===== Data to process

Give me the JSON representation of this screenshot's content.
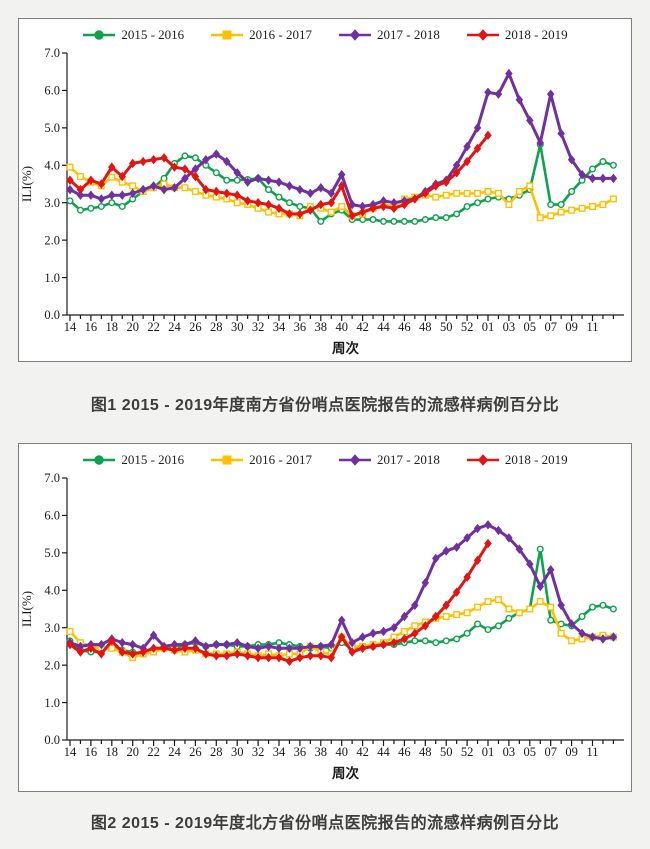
{
  "page": {
    "background": "#f2f2f1",
    "panel_border": "#7e7e7e"
  },
  "captions": [
    "图1  2015 - 2019年度南方省份哨点医院报告的流感样病例百分比",
    "图2  2015 - 2019年度北方省份哨点医院报告的流感样病例百分比"
  ],
  "chart_data": [
    {
      "type": "line",
      "title": "",
      "xlabel": "周次",
      "ylabel": "ILI(%)",
      "ylim": [
        0.0,
        7.0
      ],
      "yticks": [
        "0.0",
        "1.0",
        "2.0",
        "3.0",
        "4.0",
        "5.0",
        "6.0",
        "7.0"
      ],
      "grid": false,
      "legend_position": "top",
      "x": [
        "14",
        "15",
        "16",
        "17",
        "18",
        "19",
        "20",
        "21",
        "22",
        "23",
        "24",
        "25",
        "26",
        "27",
        "28",
        "29",
        "30",
        "31",
        "32",
        "33",
        "34",
        "35",
        "36",
        "37",
        "38",
        "39",
        "40",
        "41",
        "42",
        "43",
        "44",
        "45",
        "46",
        "47",
        "48",
        "49",
        "50",
        "51",
        "52",
        "53",
        "01",
        "02",
        "03",
        "04",
        "05",
        "06",
        "07",
        "08",
        "09",
        "10",
        "11",
        "12",
        "13"
      ],
      "series": [
        {
          "name": "2015 - 2016",
          "color": "#0FA24E",
          "marker": "circle",
          "open_marker": true,
          "line_width": 2.6,
          "values": [
            3.05,
            2.8,
            2.85,
            2.9,
            3.0,
            2.9,
            3.1,
            3.3,
            3.4,
            3.65,
            4.05,
            4.25,
            4.2,
            4.0,
            3.8,
            3.6,
            3.6,
            3.62,
            3.65,
            3.35,
            3.15,
            3.0,
            2.9,
            2.85,
            2.5,
            2.7,
            2.8,
            2.55,
            2.55,
            2.55,
            2.5,
            2.5,
            2.5,
            2.5,
            2.55,
            2.6,
            2.6,
            2.7,
            2.9,
            3.0,
            3.1,
            3.15,
            3.1,
            3.2,
            3.35,
            4.55,
            2.95,
            2.95,
            3.3,
            3.6,
            3.9,
            4.1,
            4.0
          ]
        },
        {
          "name": "2016 - 2017",
          "color": "#FFC000",
          "marker": "square",
          "open_marker": true,
          "line_width": 2.6,
          "values": [
            3.95,
            3.7,
            3.55,
            3.45,
            3.68,
            3.55,
            3.45,
            3.3,
            3.4,
            3.5,
            3.4,
            3.4,
            3.3,
            3.2,
            3.15,
            3.1,
            3.0,
            2.95,
            2.85,
            2.75,
            2.7,
            2.7,
            2.65,
            2.9,
            2.85,
            2.75,
            2.9,
            2.65,
            2.7,
            2.85,
            2.95,
            2.9,
            3.1,
            3.15,
            3.2,
            3.15,
            3.2,
            3.25,
            3.25,
            3.25,
            3.3,
            3.25,
            2.95,
            3.3,
            3.45,
            2.6,
            2.65,
            2.75,
            2.8,
            2.85,
            2.9,
            2.95,
            3.1
          ]
        },
        {
          "name": "2017 - 2018",
          "color": "#7030A0",
          "marker": "diamond",
          "open_marker": false,
          "line_width": 3,
          "values": [
            3.35,
            3.2,
            3.2,
            3.1,
            3.2,
            3.2,
            3.25,
            3.35,
            3.45,
            3.35,
            3.4,
            3.65,
            3.9,
            4.15,
            4.3,
            4.1,
            3.8,
            3.55,
            3.65,
            3.6,
            3.55,
            3.45,
            3.35,
            3.25,
            3.4,
            3.25,
            3.75,
            2.95,
            2.9,
            2.95,
            3.05,
            3.0,
            3.05,
            3.1,
            3.3,
            3.5,
            3.6,
            4.0,
            4.5,
            5.0,
            5.95,
            5.9,
            6.45,
            5.75,
            5.2,
            4.6,
            5.9,
            4.85,
            4.15,
            3.75,
            3.65,
            3.65,
            3.65
          ]
        },
        {
          "name": "2018 - 2019",
          "color": "#E21414",
          "marker": "diamond",
          "open_marker": false,
          "line_width": 3,
          "values": [
            3.6,
            3.35,
            3.6,
            3.5,
            3.95,
            3.7,
            4.05,
            4.1,
            4.15,
            4.2,
            3.95,
            3.9,
            3.7,
            3.35,
            3.3,
            3.25,
            3.2,
            3.05,
            3.0,
            2.95,
            2.85,
            2.7,
            2.7,
            2.8,
            2.95,
            3.0,
            3.45,
            2.65,
            2.75,
            2.85,
            2.9,
            2.85,
            2.95,
            3.1,
            3.25,
            3.45,
            3.55,
            3.8,
            4.1,
            4.45,
            4.8,
            null,
            null,
            null,
            null,
            null,
            null,
            null,
            null,
            null,
            null,
            null,
            null
          ]
        }
      ]
    },
    {
      "type": "line",
      "title": "",
      "xlabel": "周次",
      "ylabel": "ILI(%)",
      "ylim": [
        0.0,
        7.0
      ],
      "yticks": [
        "0.0",
        "1.0",
        "2.0",
        "3.0",
        "4.0",
        "5.0",
        "6.0",
        "7.0"
      ],
      "grid": false,
      "legend_position": "top",
      "x": [
        "14",
        "15",
        "16",
        "17",
        "18",
        "19",
        "20",
        "21",
        "22",
        "23",
        "24",
        "25",
        "26",
        "27",
        "28",
        "29",
        "30",
        "31",
        "32",
        "33",
        "34",
        "35",
        "36",
        "37",
        "38",
        "39",
        "40",
        "41",
        "42",
        "43",
        "44",
        "45",
        "46",
        "47",
        "48",
        "49",
        "50",
        "51",
        "52",
        "53",
        "01",
        "02",
        "03",
        "04",
        "05",
        "06",
        "07",
        "08",
        "09",
        "10",
        "11",
        "12",
        "13"
      ],
      "series": [
        {
          "name": "2015 - 2016",
          "color": "#0FA24E",
          "marker": "circle",
          "open_marker": true,
          "line_width": 2.6,
          "values": [
            2.65,
            2.4,
            2.35,
            2.35,
            2.55,
            2.4,
            2.35,
            2.3,
            2.35,
            2.45,
            2.45,
            2.55,
            2.6,
            2.5,
            2.55,
            2.55,
            2.5,
            2.5,
            2.55,
            2.55,
            2.6,
            2.55,
            2.5,
            2.45,
            2.5,
            2.45,
            2.6,
            2.45,
            2.5,
            2.5,
            2.55,
            2.55,
            2.6,
            2.65,
            2.65,
            2.6,
            2.65,
            2.7,
            2.85,
            3.1,
            2.95,
            3.05,
            3.25,
            3.4,
            3.5,
            5.1,
            3.2,
            3.1,
            3.05,
            3.3,
            3.55,
            3.6,
            3.5
          ]
        },
        {
          "name": "2016 - 2017",
          "color": "#FFC000",
          "marker": "square",
          "open_marker": true,
          "line_width": 2.6,
          "values": [
            2.9,
            2.6,
            2.5,
            2.45,
            2.45,
            2.35,
            2.2,
            2.3,
            2.35,
            2.45,
            2.4,
            2.35,
            2.4,
            2.3,
            2.3,
            2.3,
            2.35,
            2.3,
            2.25,
            2.3,
            2.25,
            2.3,
            2.3,
            2.5,
            2.35,
            2.3,
            2.75,
            2.5,
            2.5,
            2.55,
            2.6,
            2.75,
            2.9,
            3.05,
            3.15,
            3.25,
            3.3,
            3.35,
            3.4,
            3.55,
            3.7,
            3.75,
            3.5,
            3.4,
            3.5,
            3.7,
            3.55,
            2.85,
            2.65,
            2.7,
            2.75,
            2.8,
            2.75
          ]
        },
        {
          "name": "2017 - 2018",
          "color": "#7030A0",
          "marker": "diamond",
          "open_marker": false,
          "line_width": 3,
          "values": [
            2.6,
            2.5,
            2.55,
            2.55,
            2.7,
            2.6,
            2.55,
            2.45,
            2.8,
            2.5,
            2.55,
            2.55,
            2.65,
            2.5,
            2.55,
            2.55,
            2.6,
            2.5,
            2.45,
            2.5,
            2.45,
            2.45,
            2.45,
            2.5,
            2.5,
            2.55,
            3.2,
            2.6,
            2.75,
            2.85,
            2.9,
            3.0,
            3.3,
            3.6,
            4.2,
            4.85,
            5.05,
            5.15,
            5.4,
            5.65,
            5.75,
            5.6,
            5.4,
            5.1,
            4.7,
            4.1,
            4.55,
            3.6,
            3.1,
            2.85,
            2.75,
            2.7,
            2.75
          ]
        },
        {
          "name": "2018 - 2019",
          "color": "#E21414",
          "marker": "diamond",
          "open_marker": false,
          "line_width": 3,
          "values": [
            2.55,
            2.35,
            2.45,
            2.3,
            2.65,
            2.35,
            2.3,
            2.35,
            2.45,
            2.45,
            2.4,
            2.45,
            2.45,
            2.3,
            2.25,
            2.25,
            2.3,
            2.25,
            2.2,
            2.2,
            2.2,
            2.1,
            2.2,
            2.25,
            2.25,
            2.2,
            2.75,
            2.35,
            2.45,
            2.5,
            2.55,
            2.6,
            2.7,
            2.85,
            3.05,
            3.3,
            3.6,
            3.95,
            4.35,
            4.8,
            5.25,
            null,
            null,
            null,
            null,
            null,
            null,
            null,
            null,
            null,
            null,
            null,
            null
          ]
        }
      ]
    }
  ]
}
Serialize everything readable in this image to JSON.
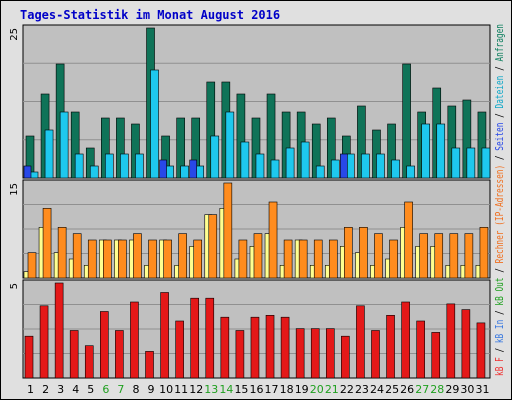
{
  "chart_data": {
    "type": "bar",
    "title": "Tages-Statistik im Monat August 2016",
    "categories": [
      "1",
      "2",
      "3",
      "4",
      "5",
      "6",
      "7",
      "8",
      "9",
      "10",
      "11",
      "12",
      "13",
      "14",
      "15",
      "16",
      "17",
      "18",
      "19",
      "20",
      "21",
      "22",
      "23",
      "24",
      "25",
      "26",
      "27",
      "28",
      "29",
      "30",
      "31"
    ],
    "weekend_days": [
      "6",
      "7",
      "13",
      "14",
      "20",
      "21",
      "27",
      "28"
    ],
    "panels": [
      {
        "name": "top",
        "ymax": 25,
        "ytick": "25",
        "series": [
          {
            "name": "Anfragen",
            "color": "#0f7358",
            "values": [
              7,
              14,
              19,
              11,
              5,
              10,
              10,
              9,
              25,
              7,
              10,
              10,
              16,
              16,
              14,
              10,
              14,
              11,
              11,
              9,
              10,
              7,
              12,
              8,
              9,
              19,
              11,
              15,
              12,
              13,
              11
            ]
          },
          {
            "name": "Dateien",
            "color": "#1ec8ee",
            "values": [
              1,
              8,
              11,
              4,
              2,
              4,
              4,
              4,
              18,
              2,
              2,
              2,
              7,
              11,
              6,
              4,
              3,
              5,
              6,
              2,
              3,
              4,
              4,
              4,
              3,
              2,
              9,
              9,
              5,
              5,
              5
            ]
          },
          {
            "name": "Seiten",
            "color": "#2848e8",
            "values": [
              2,
              0,
              0,
              0,
              0,
              0,
              0,
              0,
              0,
              3,
              0,
              3,
              0,
              0,
              0,
              0,
              0,
              0,
              0,
              0,
              0,
              4,
              0,
              0,
              0,
              0,
              0,
              0,
              0,
              0,
              0
            ]
          }
        ]
      },
      {
        "name": "middle",
        "ymax": 15,
        "ytick": "15",
        "series": [
          {
            "name": "Rechner (IP-Adressen)",
            "color": "#ffff90",
            "values": [
              1,
              8,
              4,
              3,
              2,
              6,
              6,
              6,
              2,
              6,
              2,
              5,
              10,
              11,
              3,
              5,
              7,
              2,
              6,
              2,
              2,
              5,
              4,
              2,
              3,
              8,
              5,
              5,
              2,
              2,
              2
            ]
          },
          {
            "name": "kB Out",
            "color": "#ff8c1e",
            "values": [
              4,
              11,
              8,
              7,
              6,
              6,
              6,
              7,
              6,
              6,
              7,
              6,
              10,
              15,
              6,
              7,
              12,
              6,
              6,
              6,
              6,
              8,
              8,
              7,
              6,
              12,
              7,
              7,
              7,
              7,
              8
            ]
          }
        ]
      },
      {
        "name": "bottom",
        "ymax": 5,
        "ytick": "5",
        "series": [
          {
            "name": "kB F",
            "color": "#e41818",
            "values": [
              2.2,
              3.8,
              5.0,
              2.5,
              1.7,
              3.5,
              2.5,
              4.0,
              1.4,
              4.5,
              3.0,
              4.2,
              4.2,
              3.2,
              2.5,
              3.2,
              3.3,
              3.2,
              2.6,
              2.6,
              2.6,
              2.2,
              3.8,
              2.5,
              3.3,
              4.0,
              3.0,
              2.4,
              3.9,
              3.6,
              2.9
            ]
          }
        ]
      }
    ],
    "legend": [
      {
        "text": "kB F",
        "color": "#ee3030"
      },
      {
        "text": " / ",
        "color": "#000000"
      },
      {
        "text": "kB In",
        "color": "#3878e0"
      },
      {
        "text": " / ",
        "color": "#000000"
      },
      {
        "text": "kB Out",
        "color": "#20a020"
      },
      {
        "text": " / ",
        "color": "#000000"
      },
      {
        "text": "Rechner (IP-Adressen)",
        "color": "#f07020"
      },
      {
        "text": " / ",
        "color": "#000000"
      },
      {
        "text": "Seiten",
        "color": "#2848e8"
      },
      {
        "text": " / ",
        "color": "#000000"
      },
      {
        "text": "Dateien",
        "color": "#10a8c8"
      },
      {
        "text": " / ",
        "color": "#000000"
      },
      {
        "text": "Anfragen",
        "color": "#108060"
      }
    ],
    "colors": {
      "title": "#0000c8",
      "weekend_day": "#20a020",
      "weekday": "#000000",
      "plot_background": "#c0c0c0",
      "frame_background": "#e0e0e0",
      "grid": "#909090"
    }
  }
}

==========

• _Stated task_: Pull out each line holding the string "Adressen".

• _Exercise result_:
            "name": "Rechner (IP-Adressen)",
        "text": "Rechner (IP-Adressen)",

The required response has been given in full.